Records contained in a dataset
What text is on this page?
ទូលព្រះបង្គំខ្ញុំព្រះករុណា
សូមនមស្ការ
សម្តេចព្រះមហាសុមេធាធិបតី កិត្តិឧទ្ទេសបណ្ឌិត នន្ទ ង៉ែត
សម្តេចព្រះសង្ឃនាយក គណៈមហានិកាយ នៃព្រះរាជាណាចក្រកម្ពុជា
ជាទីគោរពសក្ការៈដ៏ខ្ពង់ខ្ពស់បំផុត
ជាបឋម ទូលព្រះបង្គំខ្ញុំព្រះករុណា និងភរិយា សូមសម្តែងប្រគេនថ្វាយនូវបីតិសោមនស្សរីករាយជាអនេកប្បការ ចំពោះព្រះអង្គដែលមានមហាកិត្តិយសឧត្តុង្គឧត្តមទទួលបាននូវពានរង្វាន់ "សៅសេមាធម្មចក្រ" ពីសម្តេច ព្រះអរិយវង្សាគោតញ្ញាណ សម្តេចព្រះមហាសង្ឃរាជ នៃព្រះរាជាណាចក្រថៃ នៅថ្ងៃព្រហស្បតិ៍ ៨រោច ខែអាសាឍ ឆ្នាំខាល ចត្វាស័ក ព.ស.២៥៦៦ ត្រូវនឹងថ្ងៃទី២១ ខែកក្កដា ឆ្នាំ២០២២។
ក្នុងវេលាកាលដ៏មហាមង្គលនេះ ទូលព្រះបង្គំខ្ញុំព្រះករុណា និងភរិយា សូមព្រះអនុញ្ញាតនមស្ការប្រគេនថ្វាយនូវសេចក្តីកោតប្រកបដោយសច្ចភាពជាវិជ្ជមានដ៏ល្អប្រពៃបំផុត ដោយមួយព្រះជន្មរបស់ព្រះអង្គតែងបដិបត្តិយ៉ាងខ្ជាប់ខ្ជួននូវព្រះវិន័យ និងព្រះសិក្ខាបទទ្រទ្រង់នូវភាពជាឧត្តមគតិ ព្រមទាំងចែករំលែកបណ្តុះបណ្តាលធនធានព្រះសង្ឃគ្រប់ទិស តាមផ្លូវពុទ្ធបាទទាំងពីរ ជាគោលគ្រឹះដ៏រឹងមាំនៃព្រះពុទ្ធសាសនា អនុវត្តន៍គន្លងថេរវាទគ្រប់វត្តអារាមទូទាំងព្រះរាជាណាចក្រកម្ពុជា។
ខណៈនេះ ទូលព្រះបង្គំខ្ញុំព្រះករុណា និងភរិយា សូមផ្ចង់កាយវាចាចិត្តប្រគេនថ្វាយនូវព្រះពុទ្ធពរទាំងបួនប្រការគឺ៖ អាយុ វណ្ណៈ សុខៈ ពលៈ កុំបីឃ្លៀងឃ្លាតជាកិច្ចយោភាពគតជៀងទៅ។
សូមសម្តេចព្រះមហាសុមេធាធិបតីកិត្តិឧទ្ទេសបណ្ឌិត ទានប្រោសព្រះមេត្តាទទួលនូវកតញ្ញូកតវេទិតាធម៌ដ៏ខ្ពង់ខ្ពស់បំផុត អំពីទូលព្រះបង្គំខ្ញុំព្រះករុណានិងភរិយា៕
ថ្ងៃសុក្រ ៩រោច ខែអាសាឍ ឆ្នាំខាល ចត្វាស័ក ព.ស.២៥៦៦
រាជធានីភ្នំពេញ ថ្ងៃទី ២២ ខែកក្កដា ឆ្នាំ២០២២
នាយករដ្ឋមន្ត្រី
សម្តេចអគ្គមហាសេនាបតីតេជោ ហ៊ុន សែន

» WHAT IS ASKED:
The full set of records should be duplicated exactly.

» REPLY:
What text is on this page?
ទូលព្រះបង្គំខ្ញុំព្រះករុណា
សូមនមស្ការ
សម្តេចព្រះមហាសុមេធាធិបតី កិត្តិឧទ្ទេសបណ្ឌិត នន្ទ ង៉ែត
សម្តេចព្រះសង្ឃនាយក គណៈមហានិកាយ នៃព្រះរាជាណាចក្រកម្ពុជា
ជាទីគោរពសក្ការៈដ៏ខ្ពង់ខ្ពស់បំផុត
ជាបឋម ទូលព្រះបង្គំខ្ញុំព្រះករុណា និងភរិយា សូមសម្តែងប្រគេនថ្វាយនូវបីតិសោមនស្សរីករាយជាអនេកប្បការ ចំពោះព្រះអង្គដែលមានមហាកិត្តិយសឧត្តុង្គឧត្តមទទួលបាននូវពានរង្វាន់ "សៅសេមាធម្មចក្រ" ពីសម្តេច ព្រះអរិយវង្សាគោតញ្ញាណ សម្តេចព្រះមហាសង្ឃរាជ នៃព្រះរាជាណាចក្រថៃ នៅថ្ងៃព្រហស្បតិ៍ ៨រោច ខែអាសាឍ ឆ្នាំខាល ចត្វាស័ក ព.ស.២៥៦៦ ត្រូវនឹងថ្ងៃទី២១ ខែកក្កដា ឆ្នាំ២០២២។
ក្នុងវេលាកាលដ៏មហាមង្គលនេះ ទូលព្រះបង្គំខ្ញុំព្រះករុណា និងភរិយា សូមព្រះអនុញ្ញាតនមស្ការប្រគេនថ្វាយនូវសេចក្តីកោតប្រកបដោយសច្ចភាពជាវិជ្ជមានដ៏ល្អប្រពៃបំផុត ដោយមួយព្រះជន្មរបស់ព្រះអង្គតែងបដិបត្តិយ៉ាងខ្ជាប់ខ្ជួននូវព្រះវិន័យ និងព្រះសិក្ខាបទទ្រទ្រង់នូវភាពជាឧត្តមគតិ ព្រមទាំងចែករំលែកបណ្តុះបណ្តាលធនធានព្រះសង្ឃគ្រប់ទិស តាមផ្លូវពុទ្ធបាទទាំងពីរ ជាគោលគ្រឹះដ៏រឹងមាំនៃព្រះពុទ្ធសាសនា អនុវត្តន៍គន្លងថេរវាទគ្រប់វត្តអារាមទូទាំងព្រះរាជាណាចក្រកម្ពុជា។
ខណៈនេះ ទូលព្រះបង្គំខ្ញុំព្រះករុណា និងភរិយា សូមផ្ចង់កាយវាចាចិត្តប្រគេនថ្វាយនូវព្រះពុទ្ធពរទាំងបួនប្រការគឺ៖ អាយុ វណ្ណៈ សុខៈ ពលៈ កុំបីឃ្លៀងឃ្លាតជាកិច្ចយោភាពគតជៀងទៅ។
សូមសម្តេចព្រះមហាសុមេធាធិបតីកិត្តិឧទ្ទេសបណ្ឌិត ទានប្រោសព្រះមេត្តាទទួលនូវកតញ្ញូកតវេទិតាធម៌ដ៏ខ្ពង់ខ្ពស់បំផុត អំពីទូលព្រះបង្គំខ្ញុំព្រះករុណានិងភរិយា៕
ថ្ងៃសុក្រ ៩រោច ខែអាសាឍ ឆ្នាំខាល ចត្វាស័ក ព.ស.២៥៦៦
រាជធានីភ្នំពេញ ថ្ងៃទី ២២ ខែកក្កដា ឆ្នាំ២០២២
នាយករដ្ឋមន្ត្រី
សម្តេចអគ្គមហាសេនាបតីតេជោ ហ៊ុន សែន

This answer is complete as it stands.